◆ EXCERPTED DATA:
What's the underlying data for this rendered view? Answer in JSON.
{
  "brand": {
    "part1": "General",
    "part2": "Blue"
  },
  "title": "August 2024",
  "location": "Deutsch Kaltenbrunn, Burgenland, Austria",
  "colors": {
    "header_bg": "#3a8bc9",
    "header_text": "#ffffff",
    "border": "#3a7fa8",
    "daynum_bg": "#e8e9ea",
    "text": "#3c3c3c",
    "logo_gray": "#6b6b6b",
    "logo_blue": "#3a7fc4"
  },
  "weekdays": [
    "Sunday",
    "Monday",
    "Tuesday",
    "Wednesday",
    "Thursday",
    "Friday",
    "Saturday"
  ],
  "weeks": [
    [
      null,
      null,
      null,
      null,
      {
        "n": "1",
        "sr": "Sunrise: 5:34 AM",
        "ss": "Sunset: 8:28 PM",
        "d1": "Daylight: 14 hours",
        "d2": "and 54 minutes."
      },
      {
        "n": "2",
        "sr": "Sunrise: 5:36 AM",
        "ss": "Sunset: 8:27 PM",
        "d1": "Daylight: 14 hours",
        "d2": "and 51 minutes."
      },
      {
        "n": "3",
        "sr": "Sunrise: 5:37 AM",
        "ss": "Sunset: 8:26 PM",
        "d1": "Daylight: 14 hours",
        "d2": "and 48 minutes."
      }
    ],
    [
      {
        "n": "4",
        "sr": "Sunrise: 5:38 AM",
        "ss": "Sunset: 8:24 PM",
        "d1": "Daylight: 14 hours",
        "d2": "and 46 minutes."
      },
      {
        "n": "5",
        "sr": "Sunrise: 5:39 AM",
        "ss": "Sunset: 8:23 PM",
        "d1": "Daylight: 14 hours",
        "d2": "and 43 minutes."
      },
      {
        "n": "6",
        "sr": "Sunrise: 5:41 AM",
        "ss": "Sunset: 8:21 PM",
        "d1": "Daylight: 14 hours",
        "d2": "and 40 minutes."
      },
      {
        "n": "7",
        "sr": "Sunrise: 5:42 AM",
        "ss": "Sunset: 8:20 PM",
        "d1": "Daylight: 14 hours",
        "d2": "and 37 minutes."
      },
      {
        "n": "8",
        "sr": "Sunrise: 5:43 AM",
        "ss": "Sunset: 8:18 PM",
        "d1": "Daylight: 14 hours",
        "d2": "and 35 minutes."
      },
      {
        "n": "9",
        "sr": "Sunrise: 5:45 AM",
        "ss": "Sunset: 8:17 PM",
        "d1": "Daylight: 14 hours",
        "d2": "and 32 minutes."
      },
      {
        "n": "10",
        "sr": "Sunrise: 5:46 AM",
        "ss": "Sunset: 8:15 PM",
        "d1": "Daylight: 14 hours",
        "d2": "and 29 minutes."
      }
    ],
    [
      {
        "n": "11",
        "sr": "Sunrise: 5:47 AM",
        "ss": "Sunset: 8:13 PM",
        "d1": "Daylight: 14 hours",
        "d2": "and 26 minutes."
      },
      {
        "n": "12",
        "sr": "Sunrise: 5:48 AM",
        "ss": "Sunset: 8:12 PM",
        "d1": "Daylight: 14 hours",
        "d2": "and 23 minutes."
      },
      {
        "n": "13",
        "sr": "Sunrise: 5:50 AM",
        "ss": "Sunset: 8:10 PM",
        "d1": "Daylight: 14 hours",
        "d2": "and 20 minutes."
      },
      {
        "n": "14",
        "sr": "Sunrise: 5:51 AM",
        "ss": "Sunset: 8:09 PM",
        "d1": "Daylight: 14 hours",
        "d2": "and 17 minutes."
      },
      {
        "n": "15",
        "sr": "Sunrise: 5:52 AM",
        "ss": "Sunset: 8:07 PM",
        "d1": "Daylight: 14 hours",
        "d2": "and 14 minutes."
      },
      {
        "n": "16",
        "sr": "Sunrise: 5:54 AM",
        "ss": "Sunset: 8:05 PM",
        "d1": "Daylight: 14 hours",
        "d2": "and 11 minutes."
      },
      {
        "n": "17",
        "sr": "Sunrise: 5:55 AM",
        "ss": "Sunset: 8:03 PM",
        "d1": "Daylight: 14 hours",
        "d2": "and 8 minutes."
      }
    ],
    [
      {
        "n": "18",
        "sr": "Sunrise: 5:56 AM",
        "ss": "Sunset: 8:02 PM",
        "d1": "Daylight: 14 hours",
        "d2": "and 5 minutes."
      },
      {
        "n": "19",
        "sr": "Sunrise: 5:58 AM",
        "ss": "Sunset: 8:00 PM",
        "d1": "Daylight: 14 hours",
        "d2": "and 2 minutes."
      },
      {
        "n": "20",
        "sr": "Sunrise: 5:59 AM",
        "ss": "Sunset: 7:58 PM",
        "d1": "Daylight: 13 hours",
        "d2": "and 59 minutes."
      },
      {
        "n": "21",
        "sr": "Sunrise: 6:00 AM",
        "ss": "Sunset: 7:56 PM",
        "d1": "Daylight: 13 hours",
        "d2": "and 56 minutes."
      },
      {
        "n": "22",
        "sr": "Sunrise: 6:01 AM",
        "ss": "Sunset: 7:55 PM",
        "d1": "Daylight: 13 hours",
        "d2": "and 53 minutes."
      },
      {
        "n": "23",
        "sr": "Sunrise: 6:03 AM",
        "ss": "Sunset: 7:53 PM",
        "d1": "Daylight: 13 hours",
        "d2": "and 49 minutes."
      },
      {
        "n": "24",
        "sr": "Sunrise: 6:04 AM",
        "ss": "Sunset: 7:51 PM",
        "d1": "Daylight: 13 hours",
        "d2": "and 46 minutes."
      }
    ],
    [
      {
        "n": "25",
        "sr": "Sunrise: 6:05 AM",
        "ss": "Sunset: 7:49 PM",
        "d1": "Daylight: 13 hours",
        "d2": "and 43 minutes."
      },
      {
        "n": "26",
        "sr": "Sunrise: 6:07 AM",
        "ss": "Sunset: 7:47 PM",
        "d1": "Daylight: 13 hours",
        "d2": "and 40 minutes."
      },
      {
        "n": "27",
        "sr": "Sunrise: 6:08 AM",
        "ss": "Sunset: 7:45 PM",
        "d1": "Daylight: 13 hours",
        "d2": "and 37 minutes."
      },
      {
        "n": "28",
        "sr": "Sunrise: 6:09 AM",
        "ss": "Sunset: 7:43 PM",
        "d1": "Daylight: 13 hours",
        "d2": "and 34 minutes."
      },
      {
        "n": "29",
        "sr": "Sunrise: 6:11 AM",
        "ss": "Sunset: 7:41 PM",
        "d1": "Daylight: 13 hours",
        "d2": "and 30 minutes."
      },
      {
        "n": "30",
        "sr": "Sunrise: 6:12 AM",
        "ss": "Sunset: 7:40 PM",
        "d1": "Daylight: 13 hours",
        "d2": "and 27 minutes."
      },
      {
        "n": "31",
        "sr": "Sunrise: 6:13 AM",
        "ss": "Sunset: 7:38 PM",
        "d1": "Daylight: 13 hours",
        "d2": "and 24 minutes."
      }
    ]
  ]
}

◆ SHORT TASK: From the records above, extract everything verbatim.

◆ TASK ANSWER:
What's the underlying data for this rendered view? Answer in JSON.
{
  "brand": {
    "part1": "General",
    "part2": "Blue"
  },
  "title": "August 2024",
  "location": "Deutsch Kaltenbrunn, Burgenland, Austria",
  "colors": {
    "header_bg": "#3a8bc9",
    "header_text": "#ffffff",
    "border": "#3a7fa8",
    "daynum_bg": "#e8e9ea",
    "text": "#3c3c3c",
    "logo_gray": "#6b6b6b",
    "logo_blue": "#3a7fc4"
  },
  "weekdays": [
    "Sunday",
    "Monday",
    "Tuesday",
    "Wednesday",
    "Thursday",
    "Friday",
    "Saturday"
  ],
  "weeks": [
    [
      null,
      null,
      null,
      null,
      {
        "n": "1",
        "sr": "Sunrise: 5:34 AM",
        "ss": "Sunset: 8:28 PM",
        "d1": "Daylight: 14 hours",
        "d2": "and 54 minutes."
      },
      {
        "n": "2",
        "sr": "Sunrise: 5:36 AM",
        "ss": "Sunset: 8:27 PM",
        "d1": "Daylight: 14 hours",
        "d2": "and 51 minutes."
      },
      {
        "n": "3",
        "sr": "Sunrise: 5:37 AM",
        "ss": "Sunset: 8:26 PM",
        "d1": "Daylight: 14 hours",
        "d2": "and 48 minutes."
      }
    ],
    [
      {
        "n": "4",
        "sr": "Sunrise: 5:38 AM",
        "ss": "Sunset: 8:24 PM",
        "d1": "Daylight: 14 hours",
        "d2": "and 46 minutes."
      },
      {
        "n": "5",
        "sr": "Sunrise: 5:39 AM",
        "ss": "Sunset: 8:23 PM",
        "d1": "Daylight: 14 hours",
        "d2": "and 43 minutes."
      },
      {
        "n": "6",
        "sr": "Sunrise: 5:41 AM",
        "ss": "Sunset: 8:21 PM",
        "d1": "Daylight: 14 hours",
        "d2": "and 40 minutes."
      },
      {
        "n": "7",
        "sr": "Sunrise: 5:42 AM",
        "ss": "Sunset: 8:20 PM",
        "d1": "Daylight: 14 hours",
        "d2": "and 37 minutes."
      },
      {
        "n": "8",
        "sr": "Sunrise: 5:43 AM",
        "ss": "Sunset: 8:18 PM",
        "d1": "Daylight: 14 hours",
        "d2": "and 35 minutes."
      },
      {
        "n": "9",
        "sr": "Sunrise: 5:45 AM",
        "ss": "Sunset: 8:17 PM",
        "d1": "Daylight: 14 hours",
        "d2": "and 32 minutes."
      },
      {
        "n": "10",
        "sr": "Sunrise: 5:46 AM",
        "ss": "Sunset: 8:15 PM",
        "d1": "Daylight: 14 hours",
        "d2": "and 29 minutes."
      }
    ],
    [
      {
        "n": "11",
        "sr": "Sunrise: 5:47 AM",
        "ss": "Sunset: 8:13 PM",
        "d1": "Daylight: 14 hours",
        "d2": "and 26 minutes."
      },
      {
        "n": "12",
        "sr": "Sunrise: 5:48 AM",
        "ss": "Sunset: 8:12 PM",
        "d1": "Daylight: 14 hours",
        "d2": "and 23 minutes."
      },
      {
        "n": "13",
        "sr": "Sunrise: 5:50 AM",
        "ss": "Sunset: 8:10 PM",
        "d1": "Daylight: 14 hours",
        "d2": "and 20 minutes."
      },
      {
        "n": "14",
        "sr": "Sunrise: 5:51 AM",
        "ss": "Sunset: 8:09 PM",
        "d1": "Daylight: 14 hours",
        "d2": "and 17 minutes."
      },
      {
        "n": "15",
        "sr": "Sunrise: 5:52 AM",
        "ss": "Sunset: 8:07 PM",
        "d1": "Daylight: 14 hours",
        "d2": "and 14 minutes."
      },
      {
        "n": "16",
        "sr": "Sunrise: 5:54 AM",
        "ss": "Sunset: 8:05 PM",
        "d1": "Daylight: 14 hours",
        "d2": "and 11 minutes."
      },
      {
        "n": "17",
        "sr": "Sunrise: 5:55 AM",
        "ss": "Sunset: 8:03 PM",
        "d1": "Daylight: 14 hours",
        "d2": "and 8 minutes."
      }
    ],
    [
      {
        "n": "18",
        "sr": "Sunrise: 5:56 AM",
        "ss": "Sunset: 8:02 PM",
        "d1": "Daylight: 14 hours",
        "d2": "and 5 minutes."
      },
      {
        "n": "19",
        "sr": "Sunrise: 5:58 AM",
        "ss": "Sunset: 8:00 PM",
        "d1": "Daylight: 14 hours",
        "d2": "and 2 minutes."
      },
      {
        "n": "20",
        "sr": "Sunrise: 5:59 AM",
        "ss": "Sunset: 7:58 PM",
        "d1": "Daylight: 13 hours",
        "d2": "and 59 minutes."
      },
      {
        "n": "21",
        "sr": "Sunrise: 6:00 AM",
        "ss": "Sunset: 7:56 PM",
        "d1": "Daylight: 13 hours",
        "d2": "and 56 minutes."
      },
      {
        "n": "22",
        "sr": "Sunrise: 6:01 AM",
        "ss": "Sunset: 7:55 PM",
        "d1": "Daylight: 13 hours",
        "d2": "and 53 minutes."
      },
      {
        "n": "23",
        "sr": "Sunrise: 6:03 AM",
        "ss": "Sunset: 7:53 PM",
        "d1": "Daylight: 13 hours",
        "d2": "and 49 minutes."
      },
      {
        "n": "24",
        "sr": "Sunrise: 6:04 AM",
        "ss": "Sunset: 7:51 PM",
        "d1": "Daylight: 13 hours",
        "d2": "and 46 minutes."
      }
    ],
    [
      {
        "n": "25",
        "sr": "Sunrise: 6:05 AM",
        "ss": "Sunset: 7:49 PM",
        "d1": "Daylight: 13 hours",
        "d2": "and 43 minutes."
      },
      {
        "n": "26",
        "sr": "Sunrise: 6:07 AM",
        "ss": "Sunset: 7:47 PM",
        "d1": "Daylight: 13 hours",
        "d2": "and 40 minutes."
      },
      {
        "n": "27",
        "sr": "Sunrise: 6:08 AM",
        "ss": "Sunset: 7:45 PM",
        "d1": "Daylight: 13 hours",
        "d2": "and 37 minutes."
      },
      {
        "n": "28",
        "sr": "Sunrise: 6:09 AM",
        "ss": "Sunset: 7:43 PM",
        "d1": "Daylight: 13 hours",
        "d2": "and 34 minutes."
      },
      {
        "n": "29",
        "sr": "Sunrise: 6:11 AM",
        "ss": "Sunset: 7:41 PM",
        "d1": "Daylight: 13 hours",
        "d2": "and 30 minutes."
      },
      {
        "n": "30",
        "sr": "Sunrise: 6:12 AM",
        "ss": "Sunset: 7:40 PM",
        "d1": "Daylight: 13 hours",
        "d2": "and 27 minutes."
      },
      {
        "n": "31",
        "sr": "Sunrise: 6:13 AM",
        "ss": "Sunset: 7:38 PM",
        "d1": "Daylight: 13 hours",
        "d2": "and 24 minutes."
      }
    ]
  ]
}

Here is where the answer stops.